### Your task
Collect every line in the entries below that contains the string "tick".

Data extract start

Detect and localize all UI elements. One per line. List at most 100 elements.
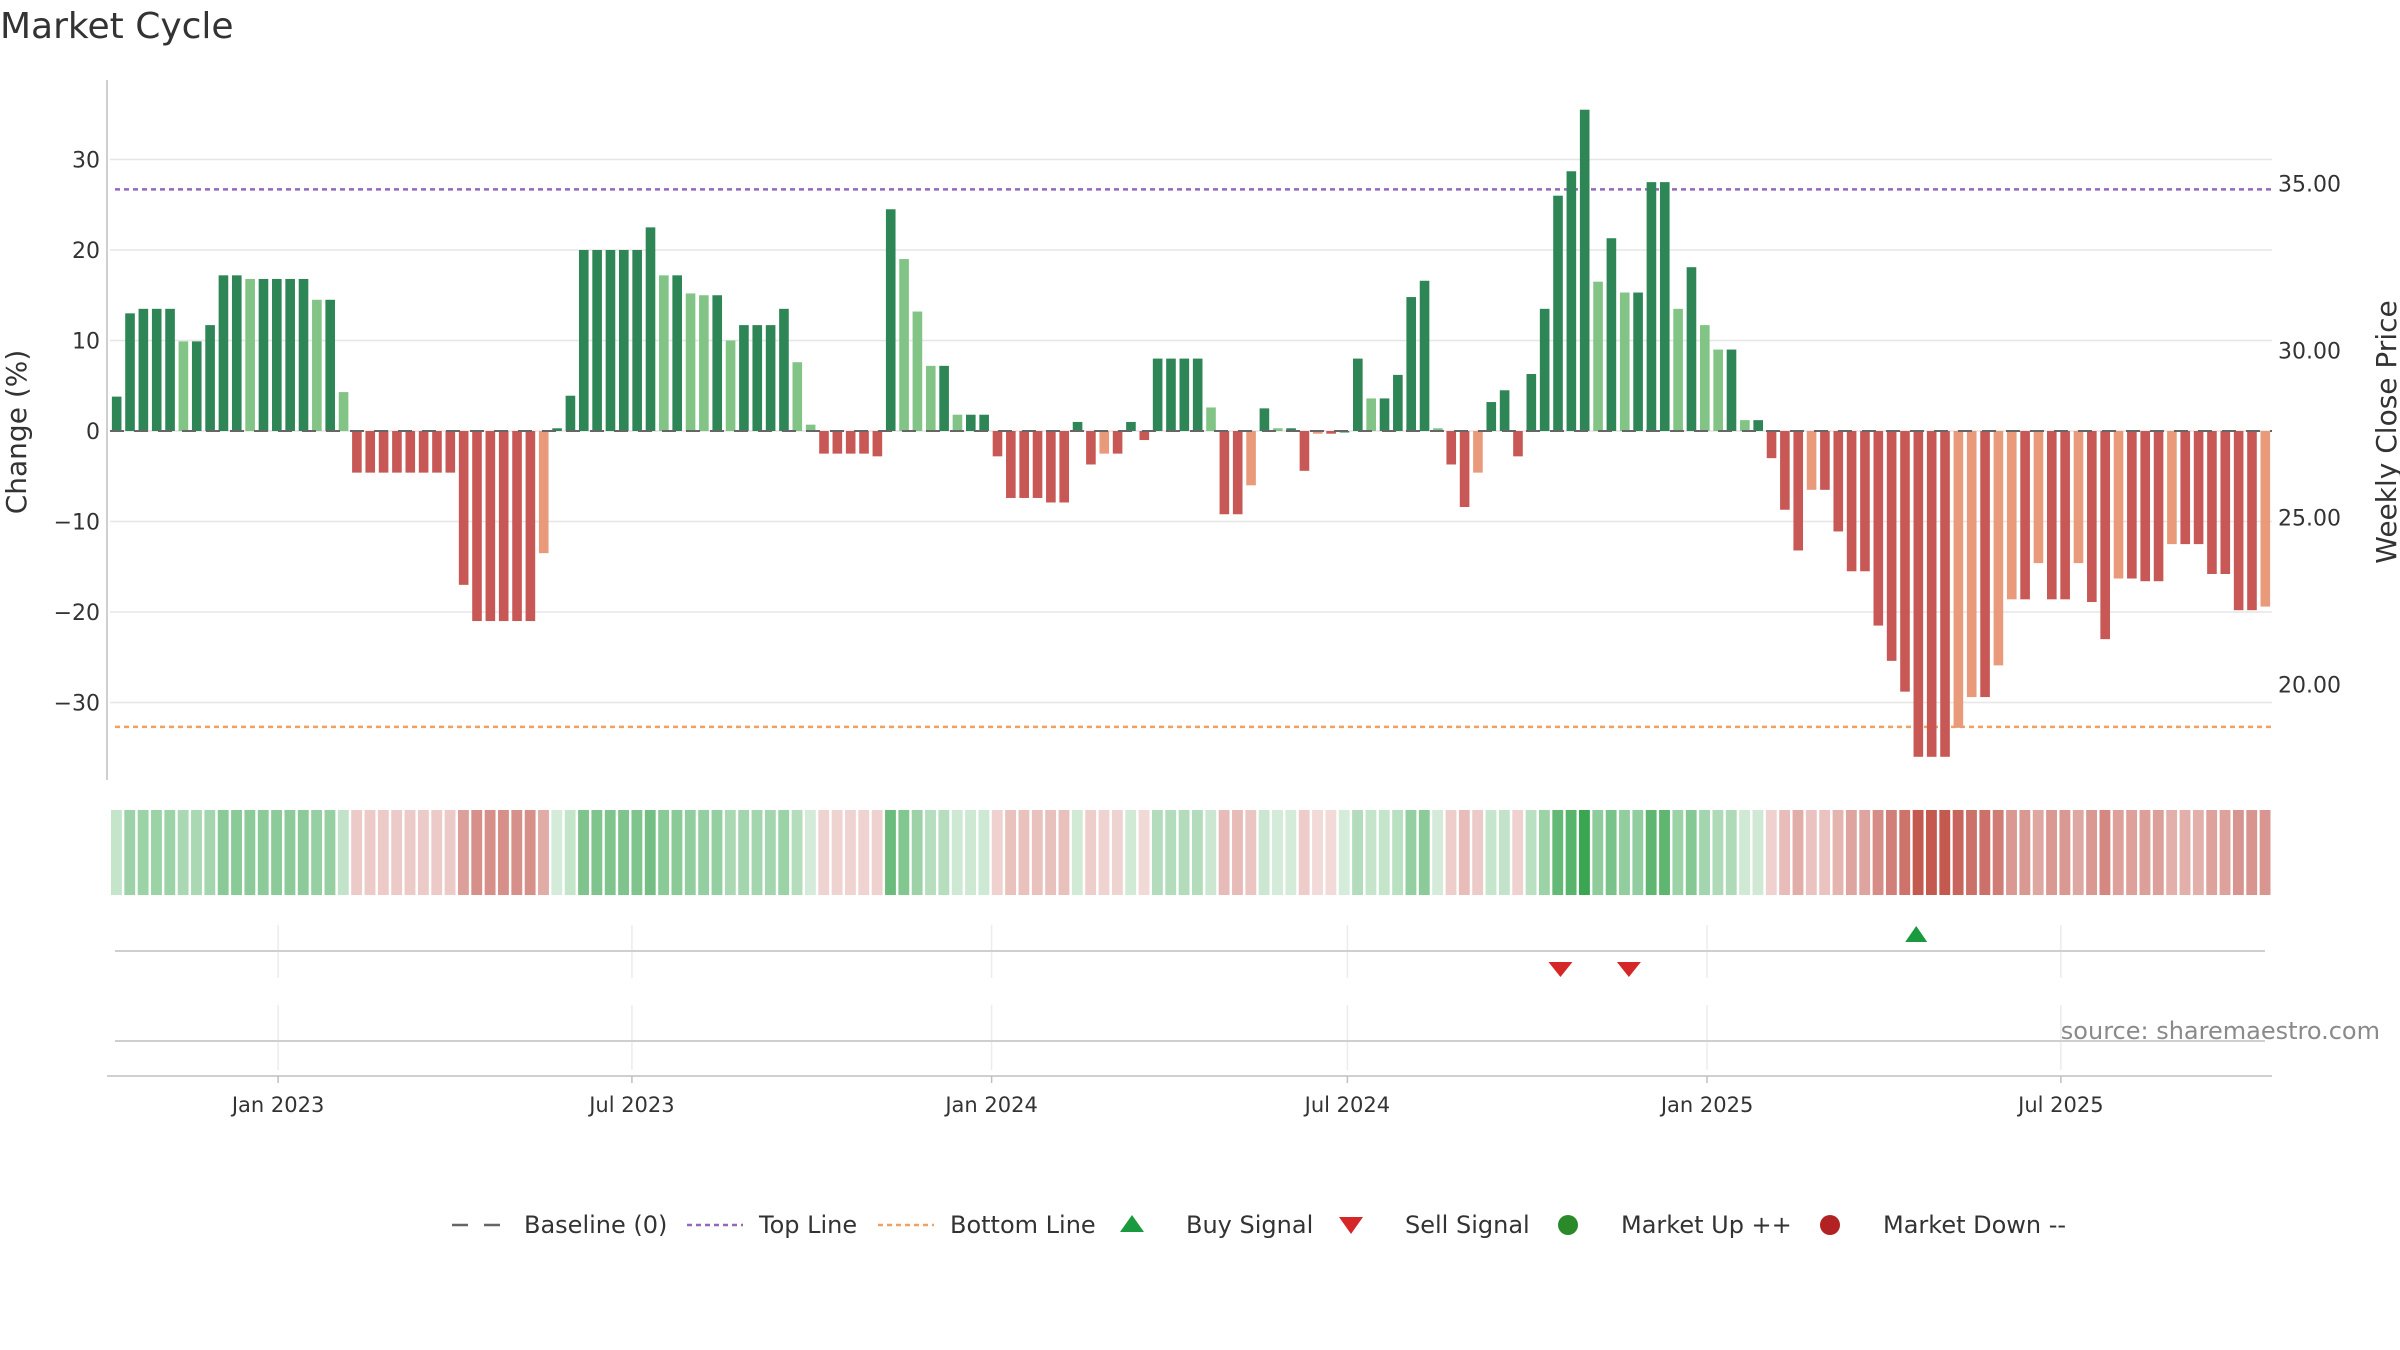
heat-cell (364, 810, 376, 895)
heat-cell (804, 810, 816, 895)
change-bar (1059, 431, 1070, 503)
y-tick-label: −30 (54, 692, 100, 717)
sell-signal-marker (1548, 962, 1573, 977)
legend-item: Top Line (687, 1211, 857, 1239)
heat-cell (978, 810, 990, 895)
heat-cell (965, 810, 976, 895)
x-tick-label: Jan 2024 (943, 1093, 1038, 1117)
heat-cell (1832, 810, 1844, 895)
heat-cell (1725, 810, 1737, 895)
change-bar (552, 428, 562, 431)
heat-cell (431, 810, 443, 895)
change-bar (1459, 431, 1470, 508)
change-bar (1379, 398, 1390, 431)
heat-cell (1405, 810, 1417, 895)
heat-cell (778, 810, 790, 895)
heat-cell (2259, 810, 2271, 895)
change-bar (1473, 431, 1483, 473)
heat-cell (1085, 810, 1097, 895)
change-bar (632, 250, 642, 431)
heat-cell (1192, 810, 1203, 895)
heat-cell (484, 810, 496, 895)
heat-cell (1005, 810, 1017, 895)
heat-cell (1859, 810, 1871, 895)
heat-cell (284, 810, 296, 895)
change-bar (191, 341, 202, 431)
change-bars (110, 109, 2272, 757)
heat-cell (791, 810, 803, 895)
change-bar (565, 395, 576, 431)
change-bar (659, 275, 669, 431)
change-bar (1032, 431, 1043, 498)
cycle-heat-strip (111, 810, 2271, 895)
change-bar (1312, 431, 1323, 434)
heat-cell (217, 810, 229, 895)
heat-cell (2019, 810, 2031, 895)
heat-cell (2086, 810, 2098, 895)
change-bar (312, 299, 322, 431)
change-bar (1246, 431, 1256, 486)
heat-cell (1632, 810, 1644, 895)
heat-cell (1312, 810, 1323, 895)
heat-cell (831, 810, 843, 895)
heat-cell (618, 810, 629, 895)
y-tick-label: 0 (86, 420, 100, 445)
legend-item: Sell Signal (1339, 1211, 1530, 1239)
change-bar (538, 431, 549, 554)
heat-cell (231, 810, 242, 895)
change-bar (1646, 182, 1657, 431)
heat-cell (1111, 810, 1123, 895)
heat-cell (1031, 810, 1043, 895)
change-bar (1286, 428, 1296, 431)
y2-tick-label: 30.00 (2278, 340, 2341, 365)
change-bar (2100, 431, 2110, 640)
heat-cell (751, 810, 763, 895)
heat-cell (1365, 810, 1377, 895)
heat-cell (1538, 810, 1550, 895)
heat-cell (1966, 810, 1977, 895)
heat-cell (1285, 810, 1297, 895)
change-bar (992, 431, 1003, 457)
change-bar (1806, 431, 1817, 490)
legend-label: Sell Signal (1405, 1211, 1530, 1239)
change-bar (832, 431, 843, 454)
heat-cell (1232, 810, 1243, 895)
heat-cell (1352, 810, 1363, 895)
change-bar (472, 431, 482, 622)
change-bar (325, 299, 336, 431)
change-bar (1539, 308, 1550, 431)
change-bar (859, 431, 869, 454)
change-bar (1006, 431, 1016, 498)
change-bar (1166, 358, 1176, 431)
x-tick-label: Jan 2025 (1659, 1093, 1754, 1117)
y-tick-label: −20 (54, 601, 100, 626)
legend-item: Market Down -- (1820, 1211, 2066, 1239)
heat-cell (351, 810, 363, 895)
legend-swatch (1339, 1217, 1363, 1234)
change-bar (1446, 431, 1457, 465)
change-bar (218, 275, 229, 431)
heat-cell (2179, 810, 2191, 895)
heat-cell (658, 810, 670, 895)
heat-cell (1765, 810, 1777, 895)
heat-cell (1071, 810, 1083, 895)
heat-cell (2192, 810, 2204, 895)
y2-tick-label: 35.00 (2278, 173, 2341, 198)
change-bar (1873, 431, 1884, 626)
change-bar (125, 313, 135, 431)
legend-label: Market Down -- (1883, 1211, 2066, 1239)
change-bar (899, 259, 909, 431)
heat-cell (764, 810, 776, 895)
heat-cell (991, 810, 1003, 895)
heat-cell (111, 810, 122, 895)
heat-cell (271, 810, 282, 895)
heat-cell (2099, 810, 2111, 895)
heat-cell (2166, 810, 2178, 895)
heat-cell (1565, 810, 1577, 895)
change-bar (1926, 431, 1937, 757)
heat-cell (1899, 810, 1911, 895)
heat-cell (591, 810, 603, 895)
change-bar (752, 325, 763, 431)
change-bar (619, 250, 629, 431)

Data extract end

### Answer to this task
y-tick-label: −30 (54, 692, 100, 717)
x-tick-label: Jan 2024 (943, 1093, 1038, 1117)
y-tick-label: 0 (86, 420, 100, 445)
y2-tick-label: 30.00 (2278, 340, 2341, 365)
x-tick-label: Jan 2025 (1659, 1093, 1754, 1117)
y-tick-label: −20 (54, 601, 100, 626)
y2-tick-label: 35.00 (2278, 173, 2341, 198)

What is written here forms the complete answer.